◆ Exercise
Without including any pictures, write out all the entries exactly.
===
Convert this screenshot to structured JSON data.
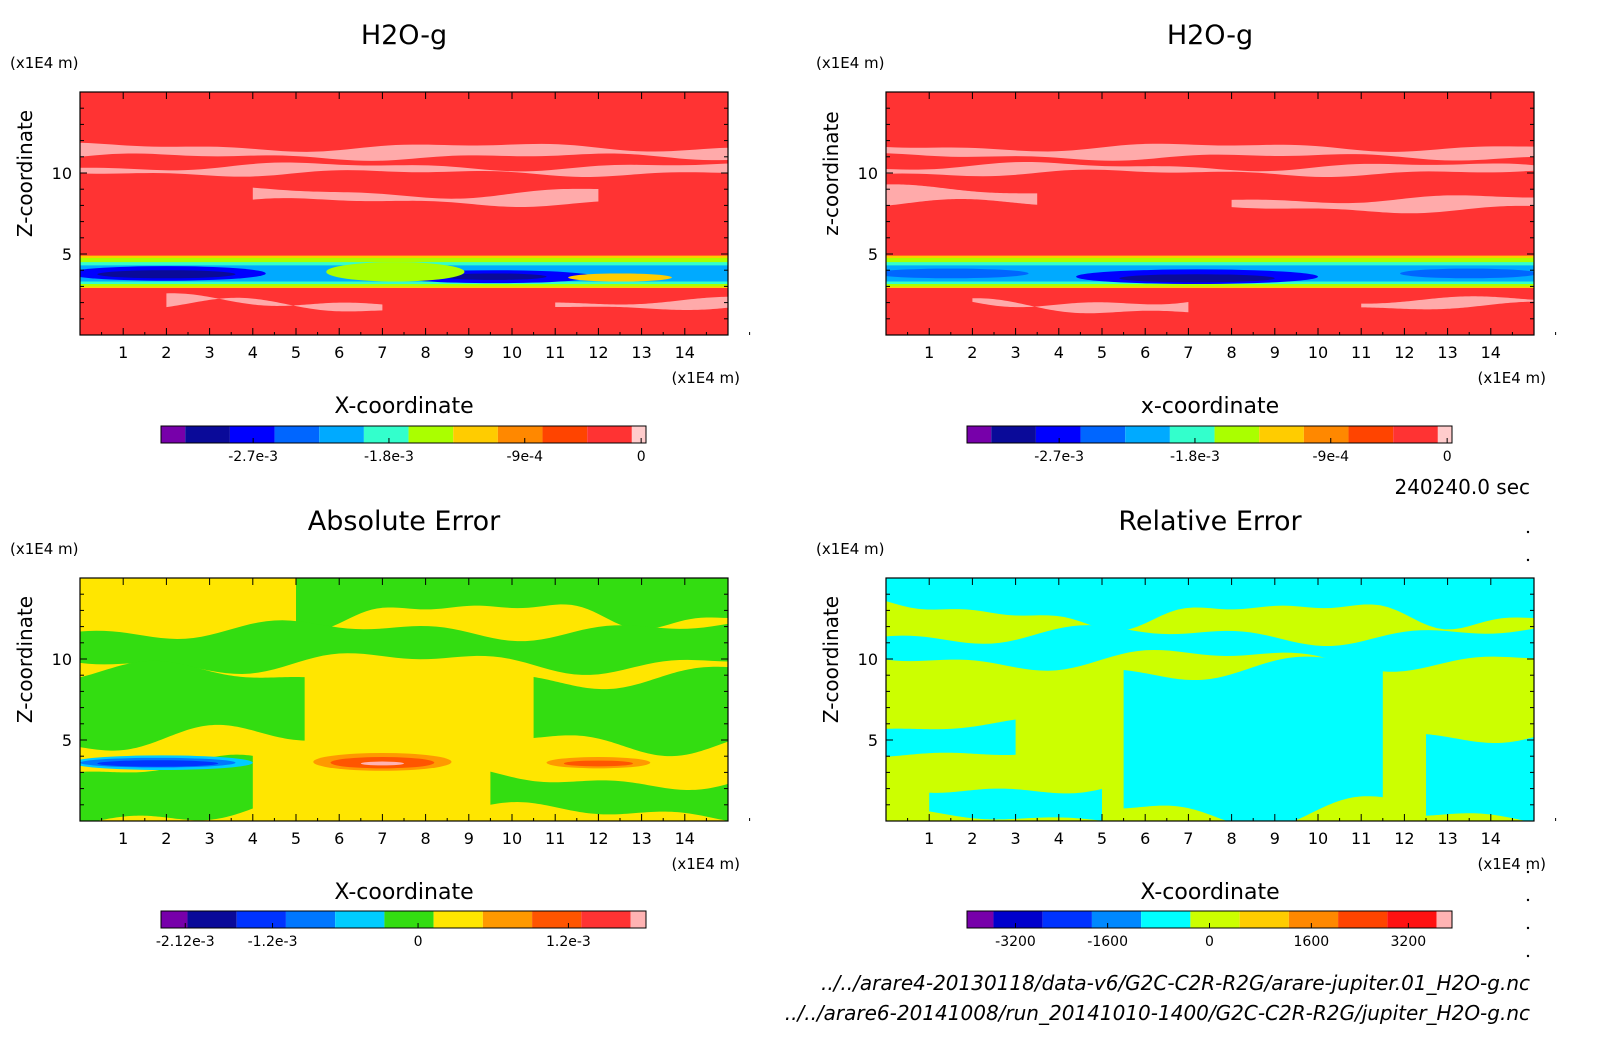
{
  "time_label": "240240.0 sec",
  "files": [
    "../../arare4-20130118/data-v6/G2C-C2R-R2G/arare-jupiter.01_H2O-g.nc",
    "../../arare6-20141008/run_20141010-1400/G2C-C2R-R2G/jupiter_H2O-g.nc"
  ],
  "colors": {
    "red": "#ff3333",
    "pink": "#ffb3b3",
    "yellow": "#ffe600",
    "green": "#33dd11",
    "lime": "#ccff00",
    "cyan": "#00ffff",
    "blue_light": "#0099ff",
    "blue": "#0033ff",
    "navy": "#0000aa",
    "purple": "#7700aa",
    "orange": "#ff9900",
    "orangered": "#ff5500"
  },
  "chart_data": [
    {
      "type": "heatmap",
      "title": "H2O-g",
      "xlabel": "X-coordinate",
      "ylabel": "Z-coordinate",
      "x_unit": "(x1E4 m)",
      "y_unit": "(x1E4 m)",
      "xlim": [
        0,
        15
      ],
      "ylim": [
        0,
        15
      ],
      "x_ticks": [
        1,
        2,
        3,
        4,
        5,
        6,
        7,
        8,
        9,
        10,
        11,
        12,
        13,
        14
      ],
      "y_ticks": [
        5,
        10
      ],
      "colorbar": {
        "colors": [
          "#7700aa",
          "#0a0a99",
          "#0000ff",
          "#0066ff",
          "#00aaff",
          "#33ffcc",
          "#aaff00",
          "#ffcc00",
          "#ff8800",
          "#ff4400",
          "#ff3333",
          "#ffcccc"
        ],
        "tick_labels": [
          "-2.7e-3",
          "-1.8e-3",
          "-9e-4",
          "0"
        ]
      }
    },
    {
      "type": "heatmap",
      "title": "H2O-g",
      "xlabel": "x-coordinate",
      "ylabel": "z-coordinate",
      "x_unit": "(x1E4 m)",
      "y_unit": "(x1E4 m)",
      "xlim": [
        0,
        15
      ],
      "ylim": [
        0,
        15
      ],
      "x_ticks": [
        1,
        2,
        3,
        4,
        5,
        6,
        7,
        8,
        9,
        10,
        11,
        12,
        13,
        14
      ],
      "y_ticks": [
        5,
        10
      ],
      "colorbar": {
        "colors": [
          "#7700aa",
          "#0a0a99",
          "#0000ff",
          "#0066ff",
          "#00aaff",
          "#33ffcc",
          "#aaff00",
          "#ffcc00",
          "#ff8800",
          "#ff4400",
          "#ff3333",
          "#ffcccc"
        ],
        "tick_labels": [
          "-2.7e-3",
          "-1.8e-3",
          "-9e-4",
          "0"
        ]
      }
    },
    {
      "type": "heatmap",
      "title": "Absolute Error",
      "xlabel": "X-coordinate",
      "ylabel": "Z-coordinate",
      "x_unit": "(x1E4 m)",
      "y_unit": "(x1E4 m)",
      "xlim": [
        0,
        15
      ],
      "ylim": [
        0,
        15
      ],
      "x_ticks": [
        1,
        2,
        3,
        4,
        5,
        6,
        7,
        8,
        9,
        10,
        11,
        12,
        13,
        14
      ],
      "y_ticks": [
        5,
        10
      ],
      "colorbar": {
        "colors": [
          "#7700aa",
          "#0a0a99",
          "#0033ff",
          "#0077ff",
          "#00ccff",
          "#33dd11",
          "#ffe600",
          "#ff9900",
          "#ff5500",
          "#ff3333",
          "#ffb3b3"
        ],
        "tick_labels": [
          "-2.12e-3",
          "-1.2e-3",
          "0",
          "1.2e-3"
        ]
      }
    },
    {
      "type": "heatmap",
      "title": "Relative Error",
      "xlabel": "X-coordinate",
      "ylabel": "Z-coordinate",
      "x_unit": "(x1E4 m)",
      "y_unit": "(x1E4 m)",
      "xlim": [
        0,
        15
      ],
      "ylim": [
        0,
        15
      ],
      "x_ticks": [
        1,
        2,
        3,
        4,
        5,
        6,
        7,
        8,
        9,
        10,
        11,
        12,
        13,
        14
      ],
      "y_ticks": [
        5,
        10
      ],
      "colorbar": {
        "colors": [
          "#7700aa",
          "#0000cc",
          "#0033ff",
          "#0088ff",
          "#00ffff",
          "#ccff00",
          "#ffcc00",
          "#ff8800",
          "#ff4400",
          "#ff1111",
          "#ffb3b3"
        ],
        "tick_labels": [
          "-3200",
          "-1600",
          "0",
          "1600",
          "3200"
        ]
      }
    }
  ]
}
===
◆ Solution for this problem
Convert this screenshot to structured JSON data.
{
  "time_label": "240240.0 sec",
  "files": [
    "../../arare4-20130118/data-v6/G2C-C2R-R2G/arare-jupiter.01_H2O-g.nc",
    "../../arare6-20141008/run_20141010-1400/G2C-C2R-R2G/jupiter_H2O-g.nc"
  ],
  "colors": {
    "red": "#ff3333",
    "pink": "#ffb3b3",
    "yellow": "#ffe600",
    "green": "#33dd11",
    "lime": "#ccff00",
    "cyan": "#00ffff",
    "blue_light": "#0099ff",
    "blue": "#0033ff",
    "navy": "#0000aa",
    "purple": "#7700aa",
    "orange": "#ff9900",
    "orangered": "#ff5500"
  },
  "chart_data": [
    {
      "type": "heatmap",
      "title": "H2O-g",
      "xlabel": "X-coordinate",
      "ylabel": "Z-coordinate",
      "x_unit": "(x1E4 m)",
      "y_unit": "(x1E4 m)",
      "xlim": [
        0,
        15
      ],
      "ylim": [
        0,
        15
      ],
      "x_ticks": [
        1,
        2,
        3,
        4,
        5,
        6,
        7,
        8,
        9,
        10,
        11,
        12,
        13,
        14
      ],
      "y_ticks": [
        5,
        10
      ],
      "colorbar": {
        "colors": [
          "#7700aa",
          "#0a0a99",
          "#0000ff",
          "#0066ff",
          "#00aaff",
          "#33ffcc",
          "#aaff00",
          "#ffcc00",
          "#ff8800",
          "#ff4400",
          "#ff3333",
          "#ffcccc"
        ],
        "tick_labels": [
          "-2.7e-3",
          "-1.8e-3",
          "-9e-4",
          "0"
        ]
      }
    },
    {
      "type": "heatmap",
      "title": "H2O-g",
      "xlabel": "x-coordinate",
      "ylabel": "z-coordinate",
      "x_unit": "(x1E4 m)",
      "y_unit": "(x1E4 m)",
      "xlim": [
        0,
        15
      ],
      "ylim": [
        0,
        15
      ],
      "x_ticks": [
        1,
        2,
        3,
        4,
        5,
        6,
        7,
        8,
        9,
        10,
        11,
        12,
        13,
        14
      ],
      "y_ticks": [
        5,
        10
      ],
      "colorbar": {
        "colors": [
          "#7700aa",
          "#0a0a99",
          "#0000ff",
          "#0066ff",
          "#00aaff",
          "#33ffcc",
          "#aaff00",
          "#ffcc00",
          "#ff8800",
          "#ff4400",
          "#ff3333",
          "#ffcccc"
        ],
        "tick_labels": [
          "-2.7e-3",
          "-1.8e-3",
          "-9e-4",
          "0"
        ]
      }
    },
    {
      "type": "heatmap",
      "title": "Absolute Error",
      "xlabel": "X-coordinate",
      "ylabel": "Z-coordinate",
      "x_unit": "(x1E4 m)",
      "y_unit": "(x1E4 m)",
      "xlim": [
        0,
        15
      ],
      "ylim": [
        0,
        15
      ],
      "x_ticks": [
        1,
        2,
        3,
        4,
        5,
        6,
        7,
        8,
        9,
        10,
        11,
        12,
        13,
        14
      ],
      "y_ticks": [
        5,
        10
      ],
      "colorbar": {
        "colors": [
          "#7700aa",
          "#0a0a99",
          "#0033ff",
          "#0077ff",
          "#00ccff",
          "#33dd11",
          "#ffe600",
          "#ff9900",
          "#ff5500",
          "#ff3333",
          "#ffb3b3"
        ],
        "tick_labels": [
          "-2.12e-3",
          "-1.2e-3",
          "0",
          "1.2e-3"
        ]
      }
    },
    {
      "type": "heatmap",
      "title": "Relative Error",
      "xlabel": "X-coordinate",
      "ylabel": "Z-coordinate",
      "x_unit": "(x1E4 m)",
      "y_unit": "(x1E4 m)",
      "xlim": [
        0,
        15
      ],
      "ylim": [
        0,
        15
      ],
      "x_ticks": [
        1,
        2,
        3,
        4,
        5,
        6,
        7,
        8,
        9,
        10,
        11,
        12,
        13,
        14
      ],
      "y_ticks": [
        5,
        10
      ],
      "colorbar": {
        "colors": [
          "#7700aa",
          "#0000cc",
          "#0033ff",
          "#0088ff",
          "#00ffff",
          "#ccff00",
          "#ffcc00",
          "#ff8800",
          "#ff4400",
          "#ff1111",
          "#ffb3b3"
        ],
        "tick_labels": [
          "-3200",
          "-1600",
          "0",
          "1600",
          "3200"
        ]
      }
    }
  ]
}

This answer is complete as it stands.